Job:
Please determine how many lines of the material include the word "JSON", and respond with nothing but that number.

Data provided:
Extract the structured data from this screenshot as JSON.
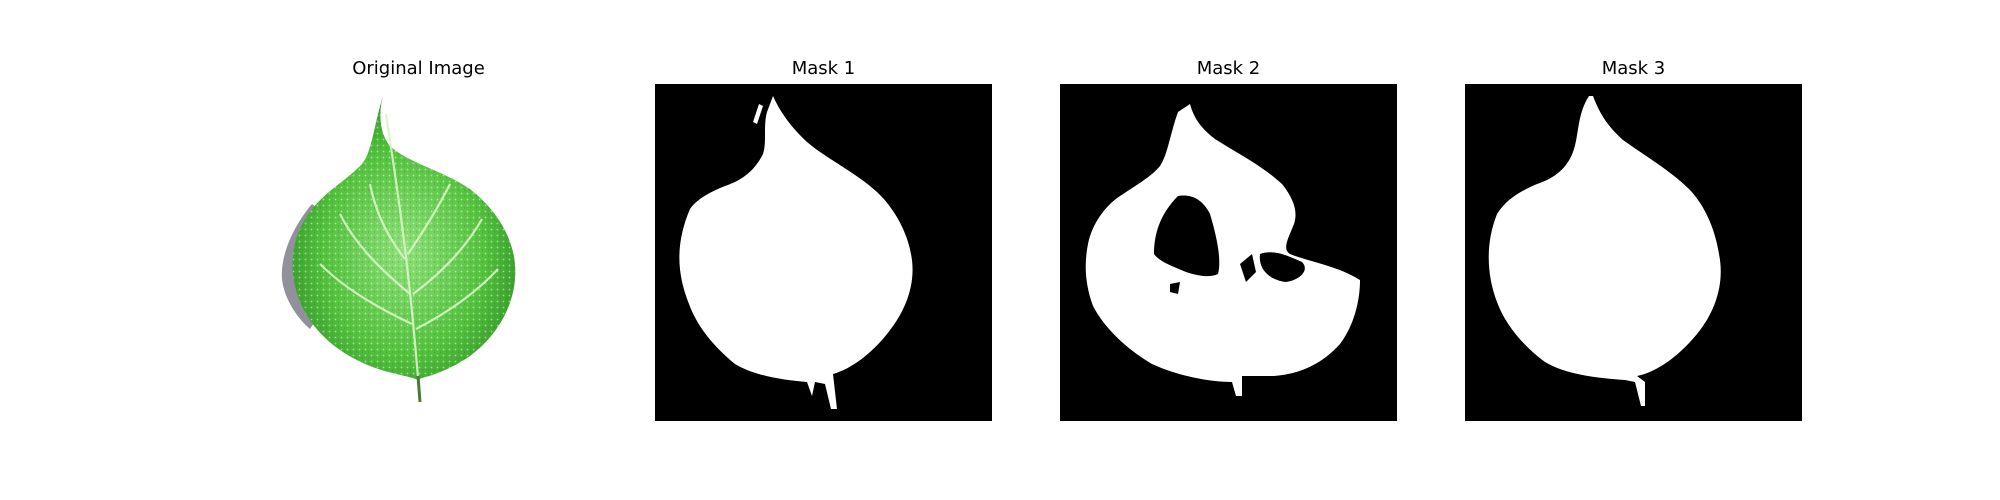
{
  "panels": [
    {
      "title": "Original Image",
      "kind": "photo"
    },
    {
      "title": "Mask 1",
      "kind": "mask"
    },
    {
      "title": "Mask 2",
      "kind": "mask"
    },
    {
      "title": "Mask 3",
      "kind": "mask"
    }
  ],
  "colors": {
    "background": "#ffffff",
    "mask_background": "#000000",
    "mask_foreground": "#ffffff",
    "leaf_light": "#8fe07a",
    "leaf_mid": "#54c23f",
    "leaf_dark": "#2e8f24",
    "vein": "#d9f5c6",
    "shadow": "#6e6b78"
  }
}
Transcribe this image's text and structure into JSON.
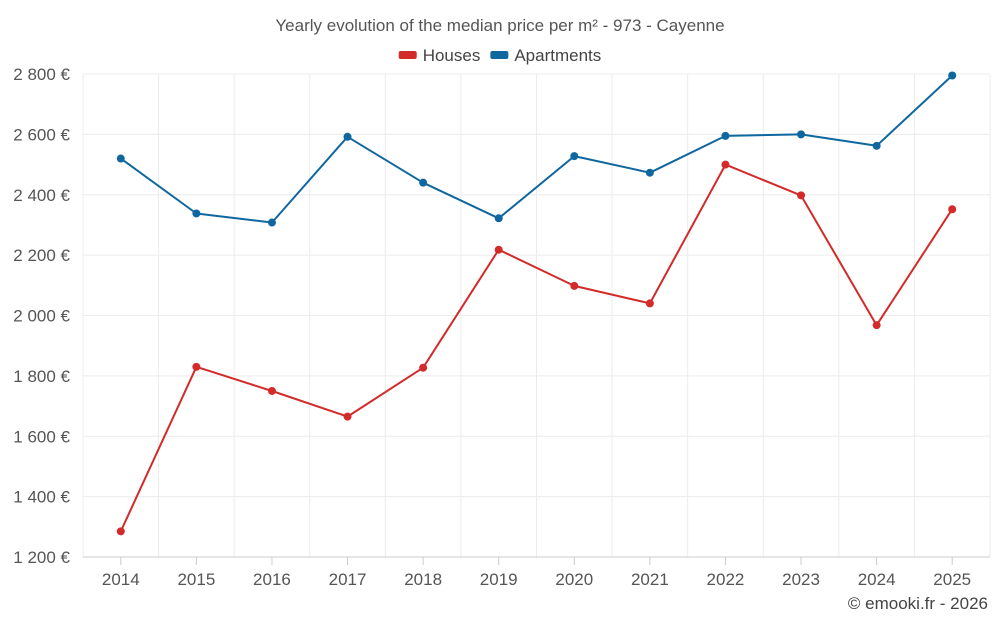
{
  "chart_data": {
    "type": "line",
    "title": "Yearly evolution of the median price per m² - 973 - Cayenne",
    "categories": [
      "2014",
      "2015",
      "2016",
      "2017",
      "2018",
      "2019",
      "2020",
      "2021",
      "2022",
      "2023",
      "2024",
      "2025"
    ],
    "series": [
      {
        "name": "Houses",
        "color": "#d32a2a",
        "values": [
          1285,
          1830,
          1750,
          1665,
          1827,
          2218,
          2098,
          2040,
          2500,
          2398,
          1968,
          2352
        ]
      },
      {
        "name": "Apartments",
        "color": "#0f67a0",
        "values": [
          2520,
          2338,
          2308,
          2592,
          2440,
          2322,
          2528,
          2473,
          2595,
          2600,
          2562,
          2795
        ]
      }
    ],
    "ylim": [
      1200,
      2800
    ],
    "yticks": [
      1200,
      1400,
      1600,
      1800,
      2000,
      2200,
      2400,
      2600,
      2800
    ],
    "ytick_labels": [
      "1 200 €",
      "1 400 €",
      "1 600 €",
      "1 800 €",
      "2 000 €",
      "2 200 €",
      "2 400 €",
      "2 600 €",
      "2 800 €"
    ],
    "grid": true,
    "legend_position": "top-center",
    "xlabel": "",
    "ylabel": ""
  },
  "credit": "© emooki.fr - 2026"
}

Answer below:
2